● What needs to be done: Isolate every line in the records below with "Europa" in it.

● Stored items:
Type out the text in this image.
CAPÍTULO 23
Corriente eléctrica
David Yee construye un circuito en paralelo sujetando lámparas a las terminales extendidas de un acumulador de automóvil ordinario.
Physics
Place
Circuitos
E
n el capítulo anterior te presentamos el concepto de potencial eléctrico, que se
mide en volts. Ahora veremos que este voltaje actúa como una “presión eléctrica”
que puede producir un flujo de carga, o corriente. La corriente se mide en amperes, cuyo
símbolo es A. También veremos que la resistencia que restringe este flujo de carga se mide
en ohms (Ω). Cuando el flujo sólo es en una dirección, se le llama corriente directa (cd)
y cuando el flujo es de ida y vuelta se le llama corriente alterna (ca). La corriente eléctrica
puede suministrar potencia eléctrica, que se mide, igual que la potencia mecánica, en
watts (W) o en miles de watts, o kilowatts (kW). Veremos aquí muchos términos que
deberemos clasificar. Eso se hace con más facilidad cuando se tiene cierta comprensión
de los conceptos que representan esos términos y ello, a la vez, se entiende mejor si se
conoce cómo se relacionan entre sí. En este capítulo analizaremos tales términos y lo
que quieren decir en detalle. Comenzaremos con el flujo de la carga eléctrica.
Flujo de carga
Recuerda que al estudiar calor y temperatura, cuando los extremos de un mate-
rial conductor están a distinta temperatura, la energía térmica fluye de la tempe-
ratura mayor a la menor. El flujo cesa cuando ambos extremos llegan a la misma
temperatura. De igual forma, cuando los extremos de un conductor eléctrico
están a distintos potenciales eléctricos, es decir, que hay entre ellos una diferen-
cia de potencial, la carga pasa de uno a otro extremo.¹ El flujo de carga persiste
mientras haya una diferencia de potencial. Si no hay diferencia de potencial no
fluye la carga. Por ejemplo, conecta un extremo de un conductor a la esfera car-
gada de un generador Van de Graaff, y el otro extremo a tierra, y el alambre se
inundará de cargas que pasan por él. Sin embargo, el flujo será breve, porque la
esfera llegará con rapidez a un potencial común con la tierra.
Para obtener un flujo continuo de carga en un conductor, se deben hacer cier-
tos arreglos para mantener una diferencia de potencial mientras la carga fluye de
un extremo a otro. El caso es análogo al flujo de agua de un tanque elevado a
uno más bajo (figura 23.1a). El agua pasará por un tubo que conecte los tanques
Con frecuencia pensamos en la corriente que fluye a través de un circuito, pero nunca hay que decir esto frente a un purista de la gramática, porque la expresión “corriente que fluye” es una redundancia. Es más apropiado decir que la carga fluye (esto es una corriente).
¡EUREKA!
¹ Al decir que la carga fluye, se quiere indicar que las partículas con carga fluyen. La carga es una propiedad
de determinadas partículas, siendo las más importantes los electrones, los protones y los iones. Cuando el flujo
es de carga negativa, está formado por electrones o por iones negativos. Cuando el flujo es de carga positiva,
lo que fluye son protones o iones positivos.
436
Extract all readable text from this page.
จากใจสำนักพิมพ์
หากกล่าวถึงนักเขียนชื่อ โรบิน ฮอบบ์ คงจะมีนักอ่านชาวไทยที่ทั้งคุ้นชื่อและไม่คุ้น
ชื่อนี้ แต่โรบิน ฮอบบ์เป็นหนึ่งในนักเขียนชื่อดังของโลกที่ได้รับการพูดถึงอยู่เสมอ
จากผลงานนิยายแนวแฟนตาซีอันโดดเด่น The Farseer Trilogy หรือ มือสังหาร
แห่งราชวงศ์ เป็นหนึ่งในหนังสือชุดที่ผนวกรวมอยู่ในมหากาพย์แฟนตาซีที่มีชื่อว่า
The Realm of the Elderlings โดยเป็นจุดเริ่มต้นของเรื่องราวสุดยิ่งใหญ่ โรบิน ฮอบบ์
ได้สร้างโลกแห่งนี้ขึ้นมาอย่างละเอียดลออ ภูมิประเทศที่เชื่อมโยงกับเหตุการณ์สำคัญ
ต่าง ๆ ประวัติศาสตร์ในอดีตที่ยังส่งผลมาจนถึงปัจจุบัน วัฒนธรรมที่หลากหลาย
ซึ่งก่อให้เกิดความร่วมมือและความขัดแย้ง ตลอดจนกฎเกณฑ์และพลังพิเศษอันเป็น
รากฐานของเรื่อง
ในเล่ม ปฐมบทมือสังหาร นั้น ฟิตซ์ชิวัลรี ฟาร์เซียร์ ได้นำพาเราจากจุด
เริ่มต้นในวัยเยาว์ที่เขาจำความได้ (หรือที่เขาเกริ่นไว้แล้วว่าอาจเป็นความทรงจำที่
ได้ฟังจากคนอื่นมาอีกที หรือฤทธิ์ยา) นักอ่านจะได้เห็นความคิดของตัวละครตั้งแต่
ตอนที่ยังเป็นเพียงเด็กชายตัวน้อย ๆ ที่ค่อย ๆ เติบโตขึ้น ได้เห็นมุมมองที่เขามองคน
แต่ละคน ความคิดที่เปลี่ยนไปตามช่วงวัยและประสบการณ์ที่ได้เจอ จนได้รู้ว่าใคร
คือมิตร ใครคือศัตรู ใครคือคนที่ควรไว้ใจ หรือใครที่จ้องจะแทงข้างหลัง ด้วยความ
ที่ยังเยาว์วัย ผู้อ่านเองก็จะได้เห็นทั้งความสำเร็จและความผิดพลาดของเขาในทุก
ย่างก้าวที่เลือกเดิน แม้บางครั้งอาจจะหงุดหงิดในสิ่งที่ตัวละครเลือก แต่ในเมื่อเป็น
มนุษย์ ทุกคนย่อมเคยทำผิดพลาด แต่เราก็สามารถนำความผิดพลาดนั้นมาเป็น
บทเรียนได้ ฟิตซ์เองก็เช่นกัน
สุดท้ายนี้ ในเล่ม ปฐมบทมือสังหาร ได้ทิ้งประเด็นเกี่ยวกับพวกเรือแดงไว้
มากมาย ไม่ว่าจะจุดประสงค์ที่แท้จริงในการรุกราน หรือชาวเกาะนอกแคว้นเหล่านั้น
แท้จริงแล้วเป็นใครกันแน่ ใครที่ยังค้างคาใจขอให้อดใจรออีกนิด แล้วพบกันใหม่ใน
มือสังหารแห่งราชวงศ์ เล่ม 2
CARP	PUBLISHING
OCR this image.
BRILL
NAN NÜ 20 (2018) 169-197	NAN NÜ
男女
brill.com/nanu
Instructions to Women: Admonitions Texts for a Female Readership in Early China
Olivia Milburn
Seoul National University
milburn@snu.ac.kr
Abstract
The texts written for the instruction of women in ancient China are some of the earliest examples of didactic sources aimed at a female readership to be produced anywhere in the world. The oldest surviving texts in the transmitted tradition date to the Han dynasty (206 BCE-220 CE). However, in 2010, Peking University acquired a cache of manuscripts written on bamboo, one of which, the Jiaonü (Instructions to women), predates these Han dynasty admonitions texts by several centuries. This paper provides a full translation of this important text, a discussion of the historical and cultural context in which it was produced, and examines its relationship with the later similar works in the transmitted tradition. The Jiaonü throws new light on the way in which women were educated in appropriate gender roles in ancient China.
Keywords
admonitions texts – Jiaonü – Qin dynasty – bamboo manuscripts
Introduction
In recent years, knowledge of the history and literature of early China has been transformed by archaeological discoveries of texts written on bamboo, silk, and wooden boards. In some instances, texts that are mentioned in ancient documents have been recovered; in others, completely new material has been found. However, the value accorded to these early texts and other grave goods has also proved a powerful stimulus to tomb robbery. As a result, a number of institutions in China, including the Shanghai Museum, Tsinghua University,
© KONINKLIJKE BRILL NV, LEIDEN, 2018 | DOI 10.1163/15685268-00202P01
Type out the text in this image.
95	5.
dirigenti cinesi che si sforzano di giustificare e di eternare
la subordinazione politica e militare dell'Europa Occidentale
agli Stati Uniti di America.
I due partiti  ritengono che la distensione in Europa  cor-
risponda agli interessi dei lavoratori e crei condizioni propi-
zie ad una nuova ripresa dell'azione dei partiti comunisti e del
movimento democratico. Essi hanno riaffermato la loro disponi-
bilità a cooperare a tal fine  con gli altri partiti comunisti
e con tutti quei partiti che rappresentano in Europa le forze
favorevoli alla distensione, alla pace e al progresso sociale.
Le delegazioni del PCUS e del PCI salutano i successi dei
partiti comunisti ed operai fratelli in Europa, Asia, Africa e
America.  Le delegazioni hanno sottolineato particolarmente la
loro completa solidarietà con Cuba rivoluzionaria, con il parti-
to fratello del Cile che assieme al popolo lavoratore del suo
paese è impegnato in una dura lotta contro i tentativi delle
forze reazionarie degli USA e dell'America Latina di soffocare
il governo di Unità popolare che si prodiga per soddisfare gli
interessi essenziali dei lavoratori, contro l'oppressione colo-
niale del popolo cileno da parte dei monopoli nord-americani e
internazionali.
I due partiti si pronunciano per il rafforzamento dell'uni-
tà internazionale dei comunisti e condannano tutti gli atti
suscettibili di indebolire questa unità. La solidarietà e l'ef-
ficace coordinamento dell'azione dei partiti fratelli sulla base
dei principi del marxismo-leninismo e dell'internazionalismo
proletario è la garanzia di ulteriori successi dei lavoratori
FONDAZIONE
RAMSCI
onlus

● Task solution:
la subordinazione politica e militare dell'Europa Occidentale
I due partiti  ritengono che la distensione in Europa  cor-
e con tutti quei partiti che rappresentano in Europa le forze
partiti comunisti ed operai fratelli in Europa, Asia, Africa e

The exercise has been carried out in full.